節選文字:

+---+

● 直播平臺是公共平臺,不能重流量輕責任、重收益輕擔當,這已經成為廣泛共識
● “把握好手里的麥克風”,讓主流價值充盈直播間,才能讓直播平臺蓬勃發展。從某種意義上說,直播平臺需要一場聚焦責任感、價值觀的“質量革命”
● 建立傳播正能量的直播平臺需要強化平臺監管責任,將技術和法律結合起來,同時建立全行業合作機制,構建優質生態內容
直播助農,讓田間地頭農產品暢銷全國;在線學習,讓知識跨越千山萬水;分享日常,讓生活技能方便你我……近年來,網絡直播成為互聯網世界的一個“風口”,一個個流量平臺紛紛崛起,在產品營銷、知識共享、遠程辦公醫療等方面發揮積極作用。人們在直播中尋得商機,在直播中覓得便利,也在直播中拓寬出路。
網絡直播作為發展中的新事物,猶如一個賽車道,直播平臺像賽車手,抓住用戶注意力就更容易加速沖刺,“直播競賽”就此展開。
與此同時,這條賽道的門檻和標準參差不齊,出現了一些需要正視、亟待解決的問題。近期,一系列關于直播行業的監管手段以及法規政策接踵而來。不少業內人士表示,這也意味著,直播經濟在快速運行的賽道上擁有了更重要的“剎車”管控。
積極傳遞主流價值
推動平臺蓬勃發展
《法制日報》記者注意到,直播自殘甚至自殺在平臺上總是能找到蹤跡。
今年5月就出現了多起:5月3日,男子因與妻子鬧矛盾,直播自殺,東莞警方趕到時,男子手腕表皮已被利器輕微割傷;5月27日,網民李某通過其賬號發布直播自殺的內容,西安警方于次日凌晨找到李某,并送至醫院檢查……
正因為如此,目前,一些直播平臺開始通過算法技術及時識別,第一時間處置賬號和內容,積極聯動有關部門挽救生命。例如,今年以來,快手聯動警方干預了270多名有自殺自殘傾向的用戶。

+---+

題目要求:
根據這篇談直播平臺的節選文字回答：
1. 文中把網絡直播比作什麼？
2. 5月27日發布直播自殺內容的網民李某，是由哪裡的警方找到的？
3. 今年以來，快手聯動警方干預了多少名有自殺自殘傾向的用戶？
下列各行資料作答時用不到。

所給資料:
+---+

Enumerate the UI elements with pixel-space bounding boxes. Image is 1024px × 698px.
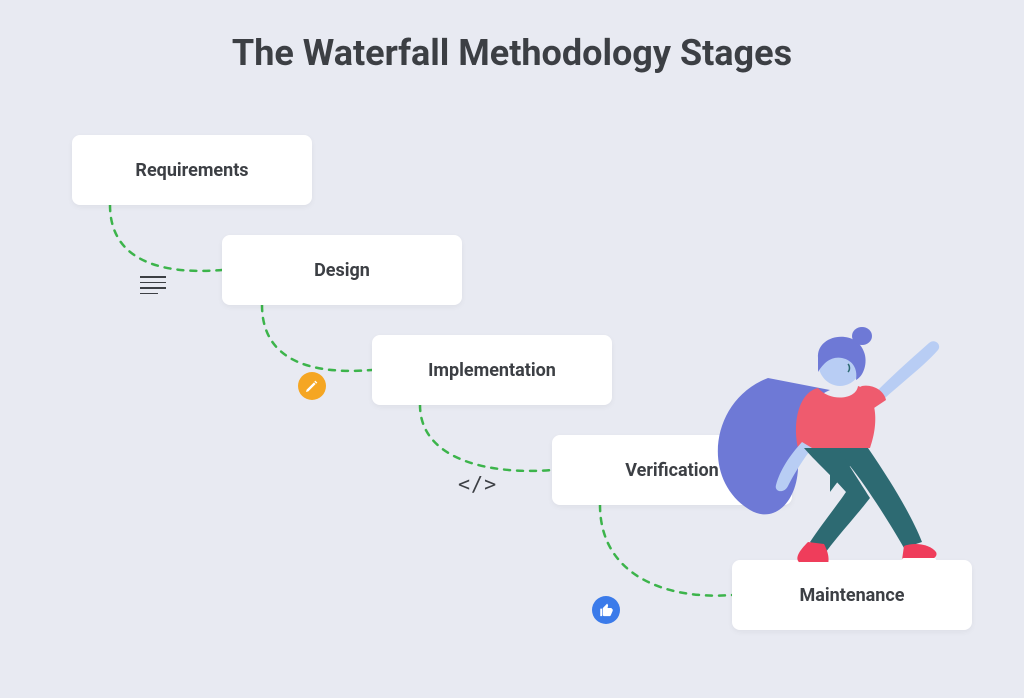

+---+

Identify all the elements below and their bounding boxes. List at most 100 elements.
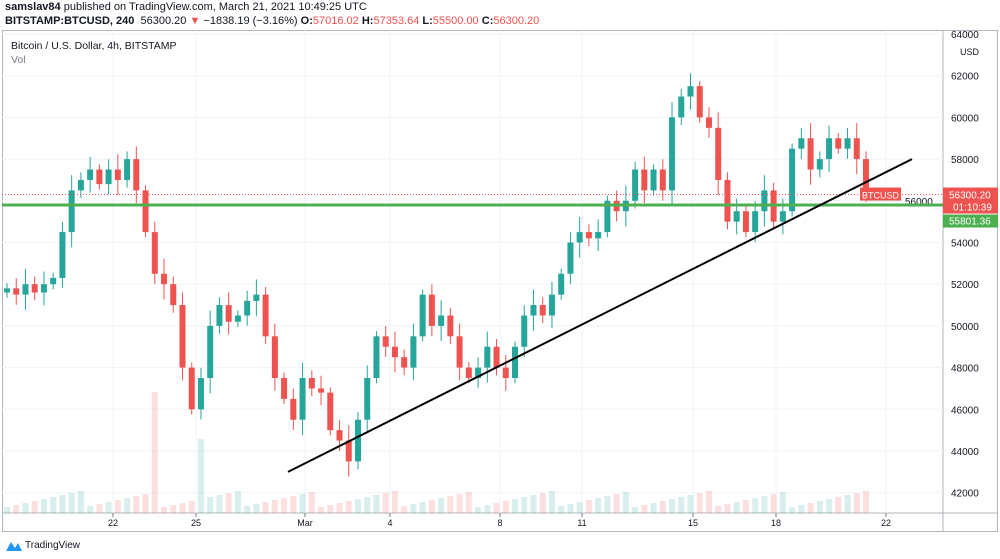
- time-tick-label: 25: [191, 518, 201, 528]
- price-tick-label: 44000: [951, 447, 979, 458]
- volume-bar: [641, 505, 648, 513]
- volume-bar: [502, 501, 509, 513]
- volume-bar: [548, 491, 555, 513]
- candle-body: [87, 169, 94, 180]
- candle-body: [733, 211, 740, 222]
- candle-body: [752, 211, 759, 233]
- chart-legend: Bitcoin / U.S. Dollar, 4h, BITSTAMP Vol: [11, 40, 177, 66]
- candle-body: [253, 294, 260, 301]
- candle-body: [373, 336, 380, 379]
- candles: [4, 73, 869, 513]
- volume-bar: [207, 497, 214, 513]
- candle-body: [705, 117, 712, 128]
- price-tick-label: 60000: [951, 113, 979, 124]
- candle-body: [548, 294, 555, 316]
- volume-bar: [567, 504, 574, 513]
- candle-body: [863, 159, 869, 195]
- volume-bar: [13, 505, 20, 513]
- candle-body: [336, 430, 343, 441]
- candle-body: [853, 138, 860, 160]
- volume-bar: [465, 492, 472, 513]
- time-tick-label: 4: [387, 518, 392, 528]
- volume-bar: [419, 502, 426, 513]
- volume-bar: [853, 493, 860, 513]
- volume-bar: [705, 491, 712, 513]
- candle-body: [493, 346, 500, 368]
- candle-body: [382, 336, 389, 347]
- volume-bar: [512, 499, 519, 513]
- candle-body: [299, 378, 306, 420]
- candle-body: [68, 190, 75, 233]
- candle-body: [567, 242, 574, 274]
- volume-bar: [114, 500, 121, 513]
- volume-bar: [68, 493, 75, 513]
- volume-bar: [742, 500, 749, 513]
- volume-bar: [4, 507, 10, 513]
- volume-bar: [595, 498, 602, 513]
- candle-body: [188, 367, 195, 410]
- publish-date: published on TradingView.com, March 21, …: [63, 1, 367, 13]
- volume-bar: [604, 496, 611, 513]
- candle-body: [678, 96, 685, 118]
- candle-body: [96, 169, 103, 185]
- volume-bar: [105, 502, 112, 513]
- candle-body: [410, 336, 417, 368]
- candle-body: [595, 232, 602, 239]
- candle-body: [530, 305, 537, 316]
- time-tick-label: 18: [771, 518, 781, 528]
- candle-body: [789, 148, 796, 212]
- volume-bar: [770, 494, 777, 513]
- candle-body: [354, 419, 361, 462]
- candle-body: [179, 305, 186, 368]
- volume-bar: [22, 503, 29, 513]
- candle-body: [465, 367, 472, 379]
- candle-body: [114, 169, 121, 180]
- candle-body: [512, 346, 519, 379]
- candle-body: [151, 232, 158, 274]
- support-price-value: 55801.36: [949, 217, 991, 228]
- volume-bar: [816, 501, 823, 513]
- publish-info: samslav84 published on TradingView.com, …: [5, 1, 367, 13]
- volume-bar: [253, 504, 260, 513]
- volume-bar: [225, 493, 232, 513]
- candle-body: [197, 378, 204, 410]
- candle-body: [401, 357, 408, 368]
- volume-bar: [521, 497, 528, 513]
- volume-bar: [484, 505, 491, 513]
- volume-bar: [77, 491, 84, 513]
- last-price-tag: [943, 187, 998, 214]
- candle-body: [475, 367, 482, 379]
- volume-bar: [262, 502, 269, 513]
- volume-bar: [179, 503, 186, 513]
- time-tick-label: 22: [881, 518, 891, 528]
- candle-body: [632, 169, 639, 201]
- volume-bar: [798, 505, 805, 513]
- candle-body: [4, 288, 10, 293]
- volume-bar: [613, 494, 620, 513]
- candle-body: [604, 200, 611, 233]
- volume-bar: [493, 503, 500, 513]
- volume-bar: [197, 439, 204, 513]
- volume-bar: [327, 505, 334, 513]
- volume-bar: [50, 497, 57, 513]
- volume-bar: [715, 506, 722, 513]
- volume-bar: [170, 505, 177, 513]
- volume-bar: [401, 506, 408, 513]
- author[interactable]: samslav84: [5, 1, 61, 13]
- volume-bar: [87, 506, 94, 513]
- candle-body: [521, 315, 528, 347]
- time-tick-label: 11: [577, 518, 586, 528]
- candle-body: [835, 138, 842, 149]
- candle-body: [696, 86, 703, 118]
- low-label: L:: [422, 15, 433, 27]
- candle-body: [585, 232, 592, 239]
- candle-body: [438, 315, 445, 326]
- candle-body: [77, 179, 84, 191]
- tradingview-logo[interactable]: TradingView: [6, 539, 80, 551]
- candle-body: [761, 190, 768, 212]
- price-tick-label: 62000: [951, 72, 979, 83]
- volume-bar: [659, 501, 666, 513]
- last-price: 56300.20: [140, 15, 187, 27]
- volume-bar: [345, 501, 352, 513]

+---+

作答結果:
1. 一個賽車道。
2. 西安警方。
3. 270多名。